* [REQUIRED ACTIONS]
1 - In the dove hunting thread, what hours does Gator89 give for hunting over feed?
2 - Summarize the dove hunting thread in two sentences.
3 - Continue the dove hunting thread from where it stops.

* [SELECTED PASSAGE]
# What time is best to dove hunt?



## dawgvet (Aug 18, 2019)

So I’ve seen where shooting doesn’t start until noon on the WMA’s but what about on private property? Is it noon there as well? I was hoping to start early to beat the heat? I’ve heard they fly most at morning and evening. Is this true?


----------



## Gator89 (Aug 18, 2019)

3 pm to dusk over feed.  On public land, you gotta sit there until the birds start flying to hold your spot.

1/2 hour before until dark over a water hole.

Daylight until 9-10 depending on weather if morning hunting is allowed.


----------



## oops1 (Aug 18, 2019)

The noon start time is only for opening day on private land I believe.


----------



## spring (Aug 18, 2019)

"The best time" is also impacted by weather conditions; an overcast or occasionally drizzly day will have them flying most of the day, while a blue-bird day will have them flying in a tighter window starting around mid afternoon. Of course morning shoots are similar in regard to how spread out in time the birds will be flying.
When we have an afternoon hunt scheduled and the overcast conditions could cause the birds to fly early, riding through the field to delay their feeding until later when the hunters are there can be helpful.


----------



## blood on the ground (Aug 18, 2019)

spring said:


> "The best time" is also impacted by weather conditions; an overcast or occasionally drizzly day will have them flying most of the day, while a blue-bird day will have them flying in a tighter window starting around mid afternoon. Of course morning shoots are similar in regard to how spread out in time the birds will be flying.
> When we have an afternoon hunt scheduled and the overcast conditions could cause the birds to fly early, riding through the field to delay their feeding until later when the hunters are there can be helpful.


Exactly! Love a overcast day when dove hunting.


----------



## tobymiller (Aug 19, 2019)

* [PROVIDED MATERIAL]
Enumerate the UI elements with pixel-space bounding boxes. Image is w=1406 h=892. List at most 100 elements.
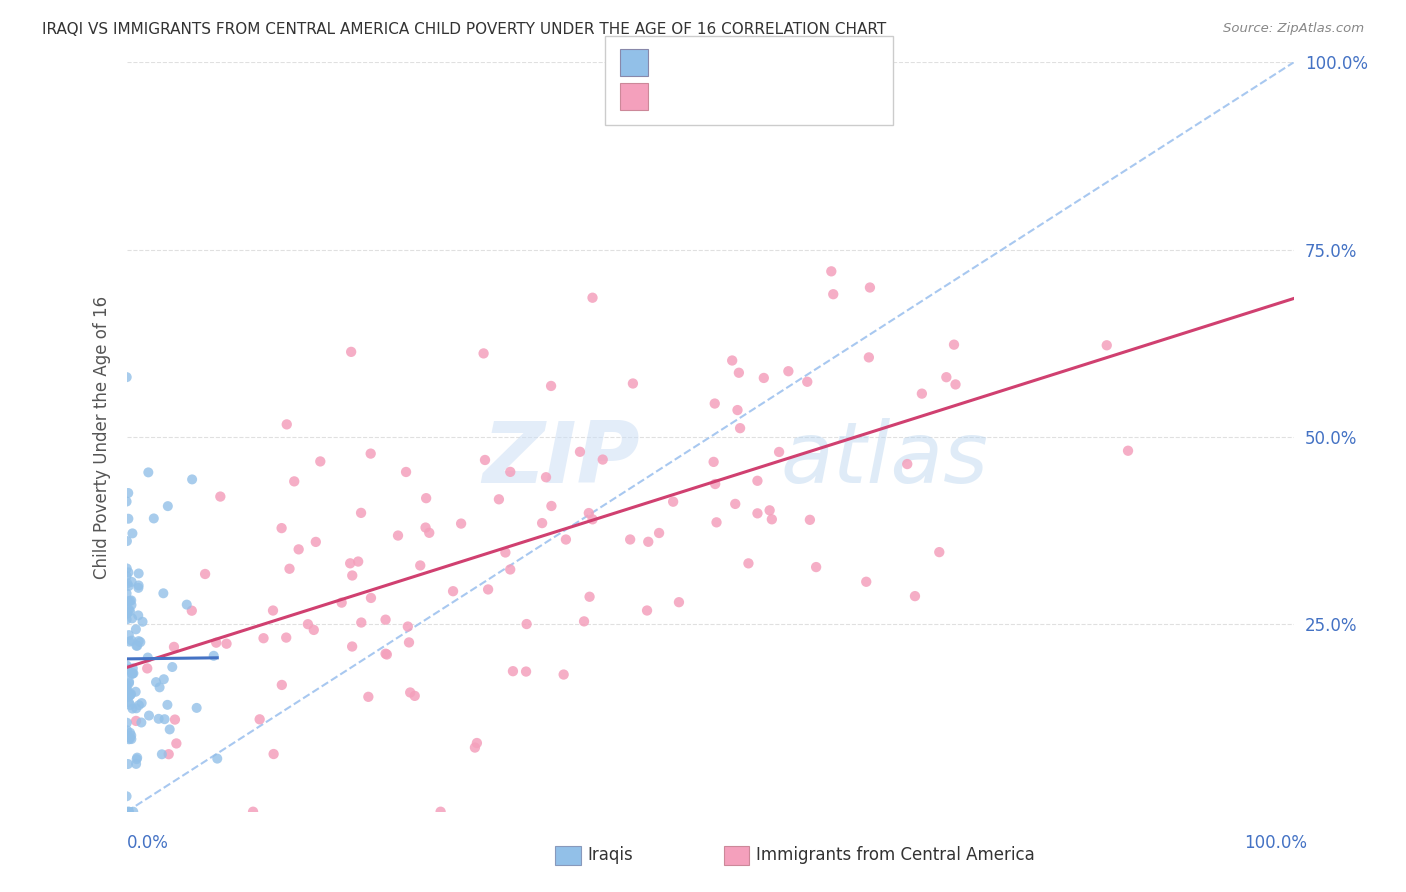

* [ANSWERS TO THE EXERCISES]
1 - 3 pm to dusk.

2 - A poster asks whether the noon start seen on WMAs also applies to private property and whether doves fly most in the morning and evening. Replies suggest 3 pm to dusk over feed or daylight until 9-10 where morning hunting is allowed, say the noon start is likely only for opening day on private land, and note that overcast days keep the birds flying most of the day while clear days narrow the window to mid afternoon onward.

3 -
I think the noon start time on opening day is a federal regulation and applies to public and private land.  

It is listed here on the summary of federal regs:
https://georgiawildlife.com/FederalRegulationsSummary


----------



## NCHillbilly (Aug 19, 2019)

What bit of dove hunting I've done, I've seen them fly and not fly at any and all times of day.


----------



## northgeorgiasportsman (Aug 19, 2019)

I don't dove hunt anything like I used to, but I've been fortunate enough to kill a few over the years.  I've hunted opening days when it was 105 degrees and I've hunted late season hunts when it was -5 degrees and the coffee I set on the hood of my truck froze solid before breakfast.  

In general, there's a flurry of activity in the mornings, but for sustained shooting, there's nothing like an afternoon hunt.  

I know most of Georgia doesn't get to experience it, but the absolute best conditions I've ever hunted doves in was sub-freezing temps with snow on the ground for multiple days.  They have to eat and they have to keep moving to find food.  I believe we were getting birds that had been pushed south by frozen conditions all up the east coast.


----------



## Hunter922 (Aug 20, 2019)

Opening day at 7:00 am..


----------



## Semi-Pro (Aug 20, 2019)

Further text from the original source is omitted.